Excerpt from a dataset
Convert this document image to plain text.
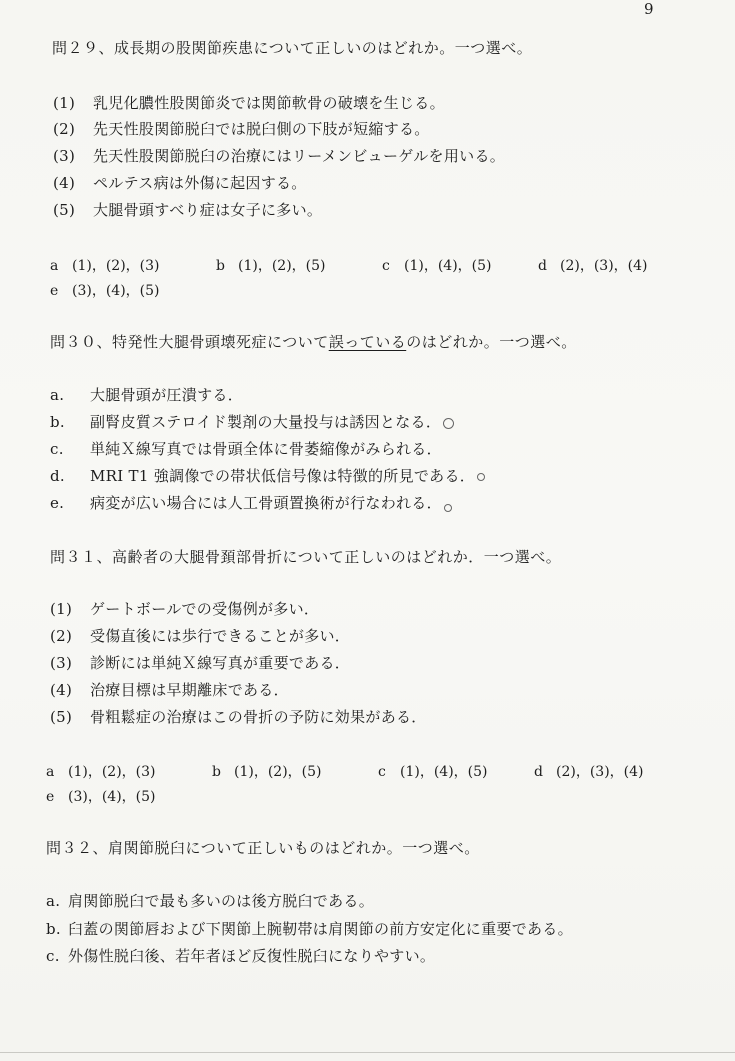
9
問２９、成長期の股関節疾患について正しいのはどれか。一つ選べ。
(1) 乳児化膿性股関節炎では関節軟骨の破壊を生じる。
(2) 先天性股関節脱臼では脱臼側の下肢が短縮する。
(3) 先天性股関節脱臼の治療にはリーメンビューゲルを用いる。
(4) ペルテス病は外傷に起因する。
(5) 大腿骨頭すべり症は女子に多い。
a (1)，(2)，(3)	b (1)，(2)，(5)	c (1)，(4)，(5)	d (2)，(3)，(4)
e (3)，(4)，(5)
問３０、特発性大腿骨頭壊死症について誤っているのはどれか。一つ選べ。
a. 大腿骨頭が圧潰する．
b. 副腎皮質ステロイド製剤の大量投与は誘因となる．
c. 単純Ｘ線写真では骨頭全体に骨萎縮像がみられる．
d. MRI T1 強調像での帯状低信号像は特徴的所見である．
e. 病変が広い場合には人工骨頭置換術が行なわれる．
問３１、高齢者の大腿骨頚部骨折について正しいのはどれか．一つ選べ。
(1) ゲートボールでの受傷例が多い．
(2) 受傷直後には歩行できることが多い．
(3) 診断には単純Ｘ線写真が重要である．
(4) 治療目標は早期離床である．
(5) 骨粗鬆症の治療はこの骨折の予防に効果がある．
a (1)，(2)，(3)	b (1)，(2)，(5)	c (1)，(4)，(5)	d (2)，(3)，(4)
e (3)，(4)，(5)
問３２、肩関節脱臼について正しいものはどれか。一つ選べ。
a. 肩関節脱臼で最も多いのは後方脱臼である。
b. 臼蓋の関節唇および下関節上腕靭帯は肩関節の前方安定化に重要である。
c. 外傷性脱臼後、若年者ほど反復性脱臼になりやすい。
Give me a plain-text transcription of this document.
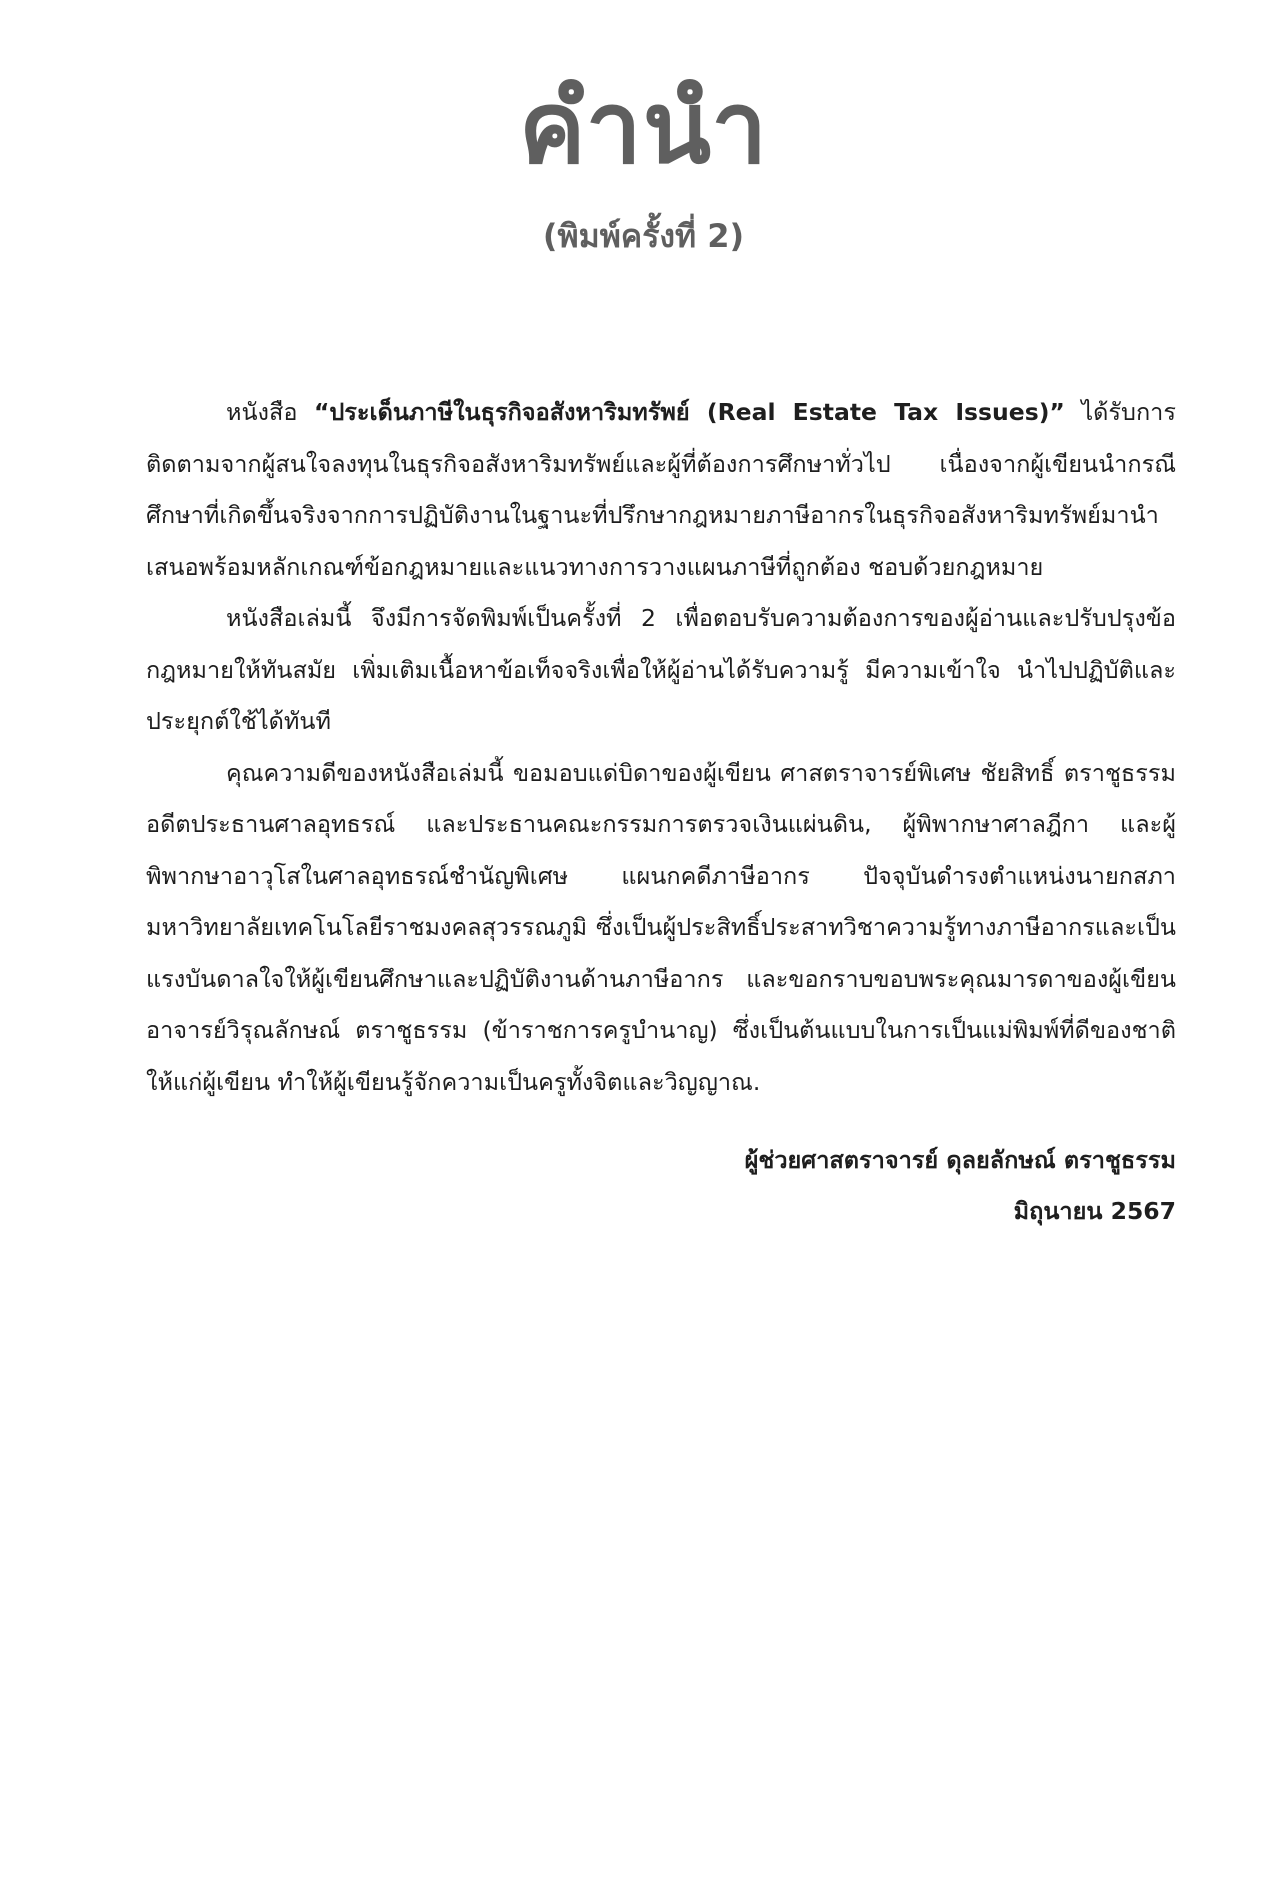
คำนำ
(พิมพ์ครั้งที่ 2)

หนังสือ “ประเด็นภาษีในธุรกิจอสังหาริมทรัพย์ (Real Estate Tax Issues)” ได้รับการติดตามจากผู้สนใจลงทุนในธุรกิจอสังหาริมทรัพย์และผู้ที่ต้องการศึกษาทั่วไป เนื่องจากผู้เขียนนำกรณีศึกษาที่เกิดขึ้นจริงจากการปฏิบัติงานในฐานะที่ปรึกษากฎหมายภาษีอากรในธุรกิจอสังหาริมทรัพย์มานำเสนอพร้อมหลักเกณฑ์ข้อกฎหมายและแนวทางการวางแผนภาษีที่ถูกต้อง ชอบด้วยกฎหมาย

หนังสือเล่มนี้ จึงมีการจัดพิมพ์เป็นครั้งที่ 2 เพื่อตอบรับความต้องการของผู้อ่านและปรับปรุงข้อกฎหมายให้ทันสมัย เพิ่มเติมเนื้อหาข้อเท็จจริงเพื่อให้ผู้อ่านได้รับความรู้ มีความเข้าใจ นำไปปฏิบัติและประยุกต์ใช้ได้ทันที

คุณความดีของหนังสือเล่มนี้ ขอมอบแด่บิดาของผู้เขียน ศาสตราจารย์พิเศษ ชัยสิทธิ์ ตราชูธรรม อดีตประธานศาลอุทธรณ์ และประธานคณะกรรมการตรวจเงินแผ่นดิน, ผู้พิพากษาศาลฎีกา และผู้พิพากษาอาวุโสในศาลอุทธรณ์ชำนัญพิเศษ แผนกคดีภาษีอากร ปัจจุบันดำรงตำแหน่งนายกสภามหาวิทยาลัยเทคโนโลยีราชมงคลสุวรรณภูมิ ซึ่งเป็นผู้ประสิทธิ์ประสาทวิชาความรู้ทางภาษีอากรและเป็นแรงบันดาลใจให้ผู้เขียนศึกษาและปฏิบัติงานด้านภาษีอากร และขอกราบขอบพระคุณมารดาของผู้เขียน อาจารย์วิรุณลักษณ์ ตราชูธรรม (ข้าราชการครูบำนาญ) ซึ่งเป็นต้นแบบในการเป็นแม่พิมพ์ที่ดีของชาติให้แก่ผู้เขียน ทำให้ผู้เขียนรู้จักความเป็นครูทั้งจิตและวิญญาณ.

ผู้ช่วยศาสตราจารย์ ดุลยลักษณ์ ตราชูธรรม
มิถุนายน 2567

EXERCISE PROMPT – Show every line of the listing in which the string "text" can be found.

OUTPUT FOR THIS EXERCISE –
Convert this document image to plain text.
Give me a plain-text transcription of this document.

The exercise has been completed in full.